Source records:
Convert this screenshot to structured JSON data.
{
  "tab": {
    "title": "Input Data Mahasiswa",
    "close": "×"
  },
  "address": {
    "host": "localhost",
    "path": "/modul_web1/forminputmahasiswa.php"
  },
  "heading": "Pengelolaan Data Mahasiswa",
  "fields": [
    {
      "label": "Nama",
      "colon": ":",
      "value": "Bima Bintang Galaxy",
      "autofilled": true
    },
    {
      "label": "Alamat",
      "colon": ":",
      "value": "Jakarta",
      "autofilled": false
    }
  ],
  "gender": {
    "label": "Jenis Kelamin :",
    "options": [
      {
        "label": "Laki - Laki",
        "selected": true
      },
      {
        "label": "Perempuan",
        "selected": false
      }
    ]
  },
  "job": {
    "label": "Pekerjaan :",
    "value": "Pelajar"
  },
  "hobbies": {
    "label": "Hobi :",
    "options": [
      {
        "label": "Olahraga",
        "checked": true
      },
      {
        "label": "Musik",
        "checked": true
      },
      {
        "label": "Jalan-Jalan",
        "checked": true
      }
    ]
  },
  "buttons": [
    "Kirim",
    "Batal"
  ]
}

▸ Short exercise:
Filter the entries down to the lines containing "value". Copy each of those lines.

▸ Correct result:
      "value": "Bima Bintang Galaxy",
      "value": "Jakarta",
    "value": "Pelajar"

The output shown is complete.